▶ **What this task involves**:
Write out all records as given; omit images.

▶ **Data listing**:
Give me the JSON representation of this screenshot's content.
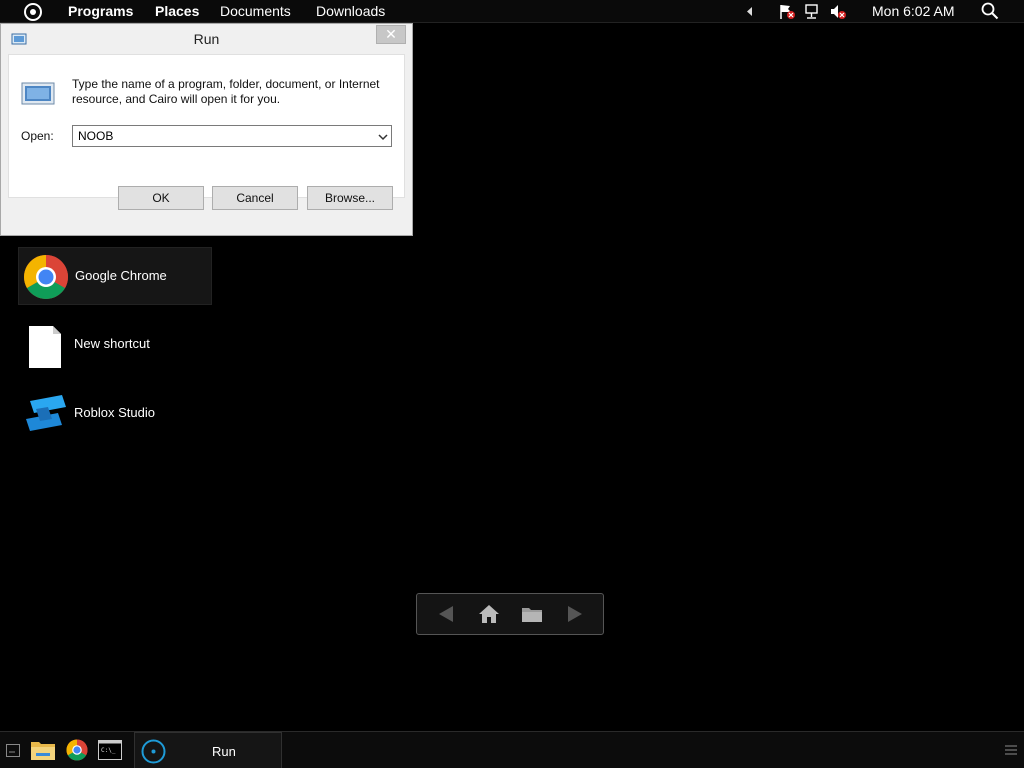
{
  "menubar": {
    "items": [
      "Programs",
      "Places",
      "Documents",
      "Downloads"
    ],
    "clock": "Mon 6:02 AM",
    "icons": [
      "cairo-menu-icon",
      "tray-expand-icon",
      "action-center-flag-icon",
      "network-icon",
      "volume-muted-icon",
      "search-icon"
    ]
  },
  "run_dialog": {
    "title": "Run",
    "description": "Type the name of a program, folder, document, or Internet resource, and Cairo will open it for you.",
    "open_label": "Open:",
    "open_value": "NOOB",
    "buttons": {
      "ok": "OK",
      "cancel": "Cancel",
      "browse": "Browse..."
    },
    "close_symbol": "✕"
  },
  "desktop": {
    "icons": [
      {
        "label": "Google Chrome",
        "icon": "chrome-icon",
        "selected": true
      },
      {
        "label": "New shortcut",
        "icon": "blank-file-icon",
        "selected": false
      },
      {
        "label": "Roblox Studio",
        "icon": "roblox-studio-icon",
        "selected": false
      }
    ]
  },
  "navbar": {
    "icons": [
      "back-arrow-icon",
      "home-icon",
      "folder-icon",
      "forward-arrow-icon"
    ]
  },
  "taskbar": {
    "quick_launch": [
      "desktop-icon",
      "file-explorer-icon",
      "chrome-icon",
      "command-prompt-icon"
    ],
    "active_task": {
      "label": "Run",
      "icon": "cairo-run-icon"
    }
  },
  "colors": {
    "background": "#000000",
    "dialog_bg": "#f0f0f0",
    "accent_blue": "#1e9bd7"
  }
}
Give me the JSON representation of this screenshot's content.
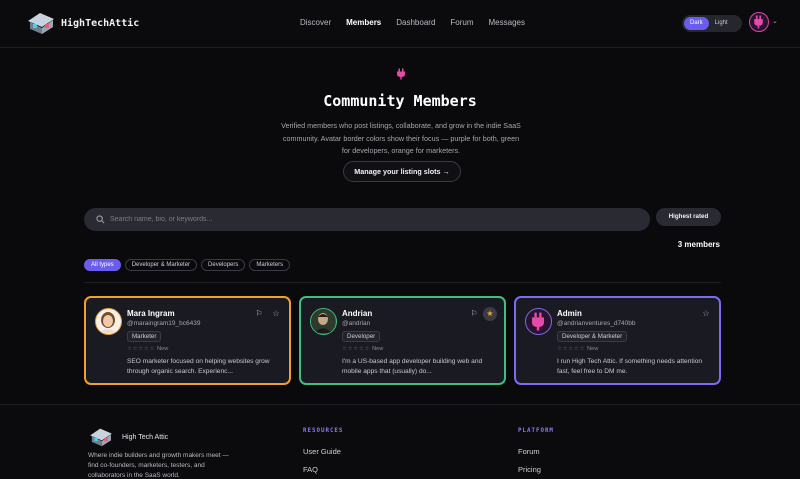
{
  "header": {
    "brand": "HighTechAttic",
    "nav": [
      "Discover",
      "Members",
      "Dashboard",
      "Forum",
      "Messages"
    ],
    "active_nav": "Members",
    "theme": {
      "dark": "Dark",
      "light": "Light",
      "selected": "Dark"
    }
  },
  "hero": {
    "title": "Community Members",
    "description": "Verified members who post listings, collaborate, and grow in the indie SaaS community. Avatar border colors show their focus — purple for both, green for developers, orange for marketers.",
    "manage_button": "Manage your listing slots →"
  },
  "search": {
    "placeholder": "Search name, bio, or keywords...",
    "sort_label": "Highest rated",
    "count_text": "3 members"
  },
  "filters": [
    "All types",
    "Developer & Marketer",
    "Developers",
    "Marketers"
  ],
  "active_filter": "All types",
  "members": [
    {
      "name": "Mara Ingram",
      "handle": "@maraingram19_bc6439",
      "role": "Marketer",
      "rating_text": "New",
      "bio": "SEO marketer focused on helping websites grow through organic search. Experienc...",
      "border_color": "#f0a030",
      "favorited": false
    },
    {
      "name": "Andrian",
      "handle": "@andrian",
      "role": "Developer",
      "rating_text": "New",
      "bio": "I'm a US-based app developer building web and mobile apps that (usually) do...",
      "border_color": "#3fbf7f",
      "favorited": true
    },
    {
      "name": "Admin",
      "handle": "@andrianventures_d740bb",
      "role": "Developer & Marketer",
      "rating_text": "New",
      "bio": "I run High Tech Attic. If something needs attention fast, feel free to DM me.",
      "border_color": "#7b6cf0",
      "favorited": false
    }
  ],
  "footer": {
    "brand": "High Tech Attic",
    "description": "Where indie builders and growth makers meet — find co-founders, marketers, testers, and collaborators in the SaaS world.",
    "resources_heading": "RESOURCES",
    "resources_links": [
      "User Guide",
      "FAQ"
    ],
    "platform_heading": "PLATFORM",
    "platform_links": [
      "Forum",
      "Pricing"
    ]
  },
  "colors": {
    "accent": "#6b5cf0",
    "background": "#0a0a0c",
    "card": "#1a1a22"
  }
}
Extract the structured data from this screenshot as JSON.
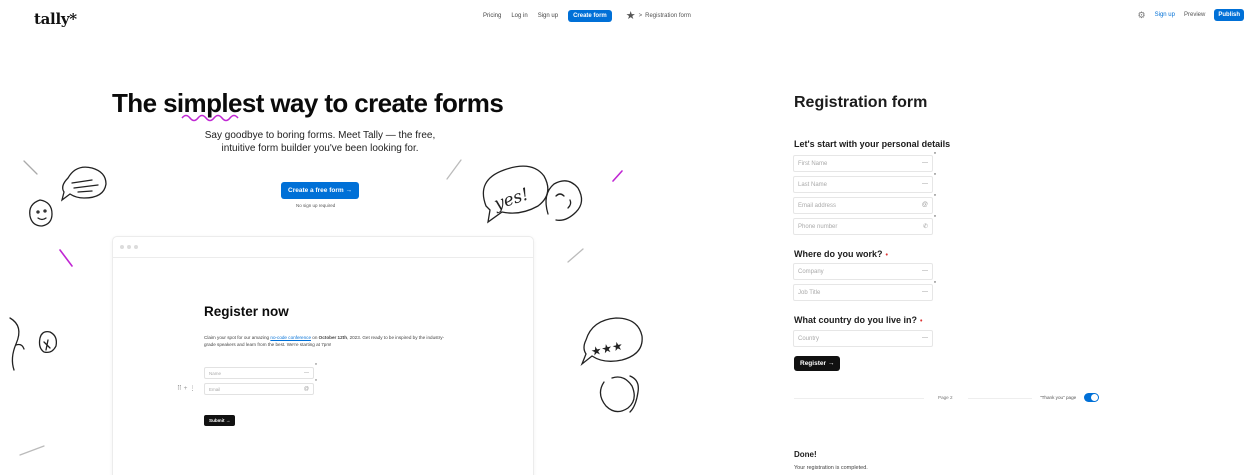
{
  "header": {
    "logo": "tally*",
    "nav": {
      "pricing": "Pricing",
      "login": "Log in",
      "signup": "Sign up",
      "create": "Create form"
    },
    "breadcrumb": {
      "separator": ">",
      "title": "Registration form"
    },
    "right": {
      "signup": "Sign up",
      "preview": "Preview",
      "publish": "Publish"
    }
  },
  "hero": {
    "title_before": "The ",
    "title_highlight": "simplest",
    "title_after": " way to create forms",
    "subtitle_line1": "Say goodbye to boring forms. Meet Tally — the free,",
    "subtitle_line2": "intuitive form builder you've been looking for.",
    "cta": "Create a free form →",
    "note": "No sign up required",
    "doodle_text": "yes!"
  },
  "preview": {
    "title": "Register now",
    "text_before": "Claim your spot for our amazing ",
    "text_link": "no-code conference",
    "text_mid": " on ",
    "text_date": "October 12th",
    "text_after": ", 2023. Get ready to be inspired by the industry-grade speakers and learn from the best. We're starting at 7pm!",
    "field_name": "Name",
    "field_email": "Email",
    "handle": "⠿ + ⋮",
    "submit": "Submit →"
  },
  "form": {
    "title": "Registration form",
    "section1": "Let's start with your personal details",
    "first_name": "First Name",
    "last_name": "Last Name",
    "email": "Email address",
    "phone": "Phone number",
    "section2": "Where do you work?",
    "company": "Company",
    "job_title": "Job Title",
    "section3": "What country do you live in?",
    "country": "Country",
    "register": "Register →",
    "page_label": "Page 2",
    "thanks_label": "\"Thank you\" page",
    "done_title": "Done!",
    "done_text": "Your registration is completed."
  },
  "colors": {
    "accent": "#0070d7",
    "highlight": "#c026d3",
    "text": "#111111"
  }
}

▶ **Response to the task**:
Give me the JSON representation of this screenshot's content.
{
  "menubar": {
    "items": [
      "Programs",
      "Places",
      "Documents",
      "Downloads"
    ],
    "clock": "Mon 6:02 AM",
    "icons": [
      "cairo-menu-icon",
      "tray-expand-icon",
      "action-center-flag-icon",
      "network-icon",
      "volume-muted-icon",
      "search-icon"
    ]
  },
  "run_dialog": {
    "title": "Run",
    "description": "Type the name of a program, folder, document, or Internet resource, and Cairo will open it for you.",
    "open_label": "Open:",
    "open_value": "NOOB",
    "buttons": {
      "ok": "OK",
      "cancel": "Cancel",
      "browse": "Browse..."
    },
    "close_symbol": "✕"
  },
  "desktop": {
    "icons": [
      {
        "label": "Google Chrome",
        "icon": "chrome-icon",
        "selected": true
      },
      {
        "label": "New shortcut",
        "icon": "blank-file-icon",
        "selected": false
      },
      {
        "label": "Roblox Studio",
        "icon": "roblox-studio-icon",
        "selected": false
      }
    ]
  },
  "navbar": {
    "icons": [
      "back-arrow-icon",
      "home-icon",
      "folder-icon",
      "forward-arrow-icon"
    ]
  },
  "taskbar": {
    "quick_launch": [
      "desktop-icon",
      "file-explorer-icon",
      "chrome-icon",
      "command-prompt-icon"
    ],
    "active_task": {
      "label": "Run",
      "icon": "cairo-run-icon"
    }
  },
  "colors": {
    "background": "#000000",
    "dialog_bg": "#f0f0f0",
    "accent_blue": "#1e9bd7"
  }
}
Give me the JSON representation of this screenshot's content.
{
  "header": {
    "brand": "HighTechAttic",
    "nav": [
      "Discover",
      "Members",
      "Dashboard",
      "Forum",
      "Messages"
    ],
    "active_nav": "Members",
    "theme": {
      "dark": "Dark",
      "light": "Light",
      "selected": "Dark"
    }
  },
  "hero": {
    "title": "Community Members",
    "description": "Verified members who post listings, collaborate, and grow in the indie SaaS community. Avatar border colors show their focus — purple for both, green for developers, orange for marketers.",
    "manage_button": "Manage your listing slots →"
  },
  "search": {
    "placeholder": "Search name, bio, or keywords...",
    "sort_label": "Highest rated",
    "count_text": "3 members"
  },
  "filters": [
    "All types",
    "Developer & Marketer",
    "Developers",
    "Marketers"
  ],
  "active_filter": "All types",
  "members": [
    {
      "name": "Mara Ingram",
      "handle": "@maraingram19_bc6439",
      "role": "Marketer",
      "rating_text": "New",
      "bio": "SEO marketer focused on helping websites grow through organic search. Experienc...",
      "border_color": "#f0a030",
      "favorited": false
    },
    {
      "name": "Andrian",
      "handle": "@andrian",
      "role": "Developer",
      "rating_text": "New",
      "bio": "I'm a US-based app developer building web and mobile apps that (usually) do...",
      "border_color": "#3fbf7f",
      "favorited": true
    },
    {
      "name": "Admin",
      "handle": "@andrianventures_d740bb",
      "role": "Developer & Marketer",
      "rating_text": "New",
      "bio": "I run High Tech Attic. If something needs attention fast, feel free to DM me.",
      "border_color": "#7b6cf0",
      "favorited": false
    }
  ],
  "footer": {
    "brand": "High Tech Attic",
    "description": "Where indie builders and growth makers meet — find co-founders, marketers, testers, and collaborators in the SaaS world.",
    "resources_heading": "RESOURCES",
    "resources_links": [
      "User Guide",
      "FAQ"
    ],
    "platform_heading": "PLATFORM",
    "platform_links": [
      "Forum",
      "Pricing"
    ]
  },
  "colors": {
    "accent": "#6b5cf0",
    "background": "#0a0a0c",
    "card": "#1a1a22"
  }
}
Extract the structured data from this screenshot as JSON.
{
  "header": {
    "logo": "tally*",
    "nav": {
      "pricing": "Pricing",
      "login": "Log in",
      "signup": "Sign up",
      "create": "Create form"
    },
    "breadcrumb": {
      "separator": ">",
      "title": "Registration form"
    },
    "right": {
      "signup": "Sign up",
      "preview": "Preview",
      "publish": "Publish"
    }
  },
  "hero": {
    "title_before": "The ",
    "title_highlight": "simplest",
    "title_after": " way to create forms",
    "subtitle_line1": "Say goodbye to boring forms. Meet Tally — the free,",
    "subtitle_line2": "intuitive form builder you've been looking for.",
    "cta": "Create a free form →",
    "note": "No sign up required",
    "doodle_text": "yes!"
  },
  "preview": {
    "title": "Register now",
    "text_before": "Claim your spot for our amazing ",
    "text_link": "no-code conference",
    "text_mid": " on ",
    "text_date": "October 12th",
    "text_after": ", 2023. Get ready to be inspired by the industry-grade speakers and learn from the best. We're starting at 7pm!",
    "field_name": "Name",
    "field_email": "Email",
    "handle": "⠿ + ⋮",
    "submit": "Submit →"
  },
  "form": {
    "title": "Registration form",
    "section1": "Let's start with your personal details",
    "first_name": "First Name",
    "last_name": "Last Name",
    "email": "Email address",
    "phone": "Phone number",
    "section2": "Where do you work?",
    "company": "Company",
    "job_title": "Job Title",
    "section3": "What country do you live in?",
    "country": "Country",
    "register": "Register →",
    "page_label": "Page 2",
    "thanks_label": "\"Thank you\" page",
    "done_title": "Done!",
    "done_text": "Your registration is completed."
  },
  "colors": {
    "accent": "#0070d7",
    "highlight": "#c026d3",
    "text": "#111111"
  }
}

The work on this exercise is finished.